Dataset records

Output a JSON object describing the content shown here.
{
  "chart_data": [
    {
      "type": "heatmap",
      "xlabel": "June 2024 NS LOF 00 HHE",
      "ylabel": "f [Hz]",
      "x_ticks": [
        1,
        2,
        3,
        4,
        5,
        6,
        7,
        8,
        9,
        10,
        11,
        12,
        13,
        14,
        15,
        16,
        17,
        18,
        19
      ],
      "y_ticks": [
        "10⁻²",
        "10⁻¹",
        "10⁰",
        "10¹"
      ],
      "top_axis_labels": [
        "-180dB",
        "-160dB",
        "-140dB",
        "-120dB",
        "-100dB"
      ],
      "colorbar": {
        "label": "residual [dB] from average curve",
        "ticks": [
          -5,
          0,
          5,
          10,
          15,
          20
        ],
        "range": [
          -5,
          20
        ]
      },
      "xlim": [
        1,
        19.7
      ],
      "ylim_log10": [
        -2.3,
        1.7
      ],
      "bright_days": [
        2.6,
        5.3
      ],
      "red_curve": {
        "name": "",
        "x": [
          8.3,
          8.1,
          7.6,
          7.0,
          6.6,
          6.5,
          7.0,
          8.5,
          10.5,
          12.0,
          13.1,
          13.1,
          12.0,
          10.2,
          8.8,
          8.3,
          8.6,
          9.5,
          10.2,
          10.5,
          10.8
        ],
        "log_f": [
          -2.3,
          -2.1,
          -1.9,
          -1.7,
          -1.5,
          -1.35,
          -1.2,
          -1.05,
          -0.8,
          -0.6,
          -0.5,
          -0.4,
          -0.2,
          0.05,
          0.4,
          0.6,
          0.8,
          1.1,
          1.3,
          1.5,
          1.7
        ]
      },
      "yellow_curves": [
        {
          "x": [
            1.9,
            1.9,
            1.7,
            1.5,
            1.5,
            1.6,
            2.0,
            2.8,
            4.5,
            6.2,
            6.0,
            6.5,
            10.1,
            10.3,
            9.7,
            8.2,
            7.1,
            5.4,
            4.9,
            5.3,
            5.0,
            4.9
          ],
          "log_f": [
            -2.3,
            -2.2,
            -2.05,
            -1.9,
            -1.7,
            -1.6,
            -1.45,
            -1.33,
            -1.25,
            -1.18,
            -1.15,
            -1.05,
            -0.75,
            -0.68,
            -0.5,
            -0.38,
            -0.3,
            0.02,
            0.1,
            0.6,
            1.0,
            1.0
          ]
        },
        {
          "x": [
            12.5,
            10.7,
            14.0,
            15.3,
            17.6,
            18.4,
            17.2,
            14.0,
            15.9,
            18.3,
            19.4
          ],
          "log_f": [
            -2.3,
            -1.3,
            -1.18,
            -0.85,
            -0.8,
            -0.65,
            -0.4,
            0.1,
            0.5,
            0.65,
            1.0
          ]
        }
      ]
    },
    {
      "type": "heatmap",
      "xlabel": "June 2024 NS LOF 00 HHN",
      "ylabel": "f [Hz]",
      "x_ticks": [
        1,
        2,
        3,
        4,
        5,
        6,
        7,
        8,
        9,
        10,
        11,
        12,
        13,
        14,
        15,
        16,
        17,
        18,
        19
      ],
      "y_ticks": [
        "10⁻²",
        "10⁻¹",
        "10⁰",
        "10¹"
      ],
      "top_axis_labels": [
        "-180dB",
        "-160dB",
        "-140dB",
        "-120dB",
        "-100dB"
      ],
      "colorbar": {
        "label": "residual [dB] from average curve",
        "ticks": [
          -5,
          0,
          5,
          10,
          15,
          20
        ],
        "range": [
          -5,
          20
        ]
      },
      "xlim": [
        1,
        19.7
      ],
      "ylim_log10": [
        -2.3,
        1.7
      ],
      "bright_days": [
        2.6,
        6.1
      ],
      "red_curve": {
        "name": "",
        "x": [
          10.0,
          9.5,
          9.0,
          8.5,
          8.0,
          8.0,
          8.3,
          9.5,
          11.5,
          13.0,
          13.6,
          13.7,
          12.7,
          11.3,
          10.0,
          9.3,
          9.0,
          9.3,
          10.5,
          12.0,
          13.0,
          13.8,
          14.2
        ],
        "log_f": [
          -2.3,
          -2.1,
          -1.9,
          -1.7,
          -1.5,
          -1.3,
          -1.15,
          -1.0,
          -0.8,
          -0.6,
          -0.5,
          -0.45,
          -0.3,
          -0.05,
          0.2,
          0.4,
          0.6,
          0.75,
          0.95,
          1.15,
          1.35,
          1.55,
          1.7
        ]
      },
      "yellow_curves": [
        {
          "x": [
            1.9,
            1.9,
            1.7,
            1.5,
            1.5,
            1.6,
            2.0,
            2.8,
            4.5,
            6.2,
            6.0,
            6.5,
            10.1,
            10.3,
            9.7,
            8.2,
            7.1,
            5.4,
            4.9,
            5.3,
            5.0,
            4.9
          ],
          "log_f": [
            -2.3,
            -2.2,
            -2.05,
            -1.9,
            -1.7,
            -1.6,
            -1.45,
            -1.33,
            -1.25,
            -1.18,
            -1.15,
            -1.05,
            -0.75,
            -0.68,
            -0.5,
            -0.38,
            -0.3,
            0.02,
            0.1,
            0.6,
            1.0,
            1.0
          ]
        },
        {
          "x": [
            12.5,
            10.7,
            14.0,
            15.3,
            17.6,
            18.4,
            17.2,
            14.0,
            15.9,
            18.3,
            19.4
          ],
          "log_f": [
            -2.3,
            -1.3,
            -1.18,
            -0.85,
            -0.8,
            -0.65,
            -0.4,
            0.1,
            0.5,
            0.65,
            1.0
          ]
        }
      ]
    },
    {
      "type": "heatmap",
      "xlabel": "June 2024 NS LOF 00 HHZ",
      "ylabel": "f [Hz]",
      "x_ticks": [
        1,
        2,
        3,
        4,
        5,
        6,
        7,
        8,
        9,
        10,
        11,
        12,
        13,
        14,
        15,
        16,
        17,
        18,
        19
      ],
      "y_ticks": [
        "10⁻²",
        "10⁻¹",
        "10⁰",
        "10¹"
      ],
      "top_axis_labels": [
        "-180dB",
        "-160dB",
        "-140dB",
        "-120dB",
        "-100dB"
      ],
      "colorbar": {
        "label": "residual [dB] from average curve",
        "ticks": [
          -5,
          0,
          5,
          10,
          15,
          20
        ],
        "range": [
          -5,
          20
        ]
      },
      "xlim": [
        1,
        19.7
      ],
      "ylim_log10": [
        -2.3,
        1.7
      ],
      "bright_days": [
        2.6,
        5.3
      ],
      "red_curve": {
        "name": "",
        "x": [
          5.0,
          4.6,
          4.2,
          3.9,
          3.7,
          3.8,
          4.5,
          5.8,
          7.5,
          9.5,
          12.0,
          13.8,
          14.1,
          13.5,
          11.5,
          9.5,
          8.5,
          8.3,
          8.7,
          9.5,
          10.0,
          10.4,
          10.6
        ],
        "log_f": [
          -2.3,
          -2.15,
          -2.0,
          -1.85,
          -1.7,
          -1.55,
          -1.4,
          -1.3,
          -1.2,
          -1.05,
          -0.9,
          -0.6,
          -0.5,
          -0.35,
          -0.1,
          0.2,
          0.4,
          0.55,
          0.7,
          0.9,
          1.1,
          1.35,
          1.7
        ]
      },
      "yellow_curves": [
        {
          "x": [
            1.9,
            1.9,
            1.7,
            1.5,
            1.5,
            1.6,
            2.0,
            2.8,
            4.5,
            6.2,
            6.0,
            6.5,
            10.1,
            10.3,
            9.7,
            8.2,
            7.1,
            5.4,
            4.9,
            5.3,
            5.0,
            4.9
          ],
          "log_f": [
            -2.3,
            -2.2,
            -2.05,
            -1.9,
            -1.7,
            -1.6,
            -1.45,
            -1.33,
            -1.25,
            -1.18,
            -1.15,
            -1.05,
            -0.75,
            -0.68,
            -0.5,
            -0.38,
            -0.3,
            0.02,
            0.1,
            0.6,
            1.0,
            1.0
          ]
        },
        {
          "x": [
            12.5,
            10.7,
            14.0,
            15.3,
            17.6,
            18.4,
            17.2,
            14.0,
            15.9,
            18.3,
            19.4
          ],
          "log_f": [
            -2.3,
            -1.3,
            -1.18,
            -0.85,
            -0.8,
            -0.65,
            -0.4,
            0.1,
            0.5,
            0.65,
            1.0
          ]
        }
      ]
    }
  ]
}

- _EXERCISE DESCRIPTION_
Give the count of lines in the data shown above that contain "June", and nothing else.

- _EXERCISE SOLUTION_
3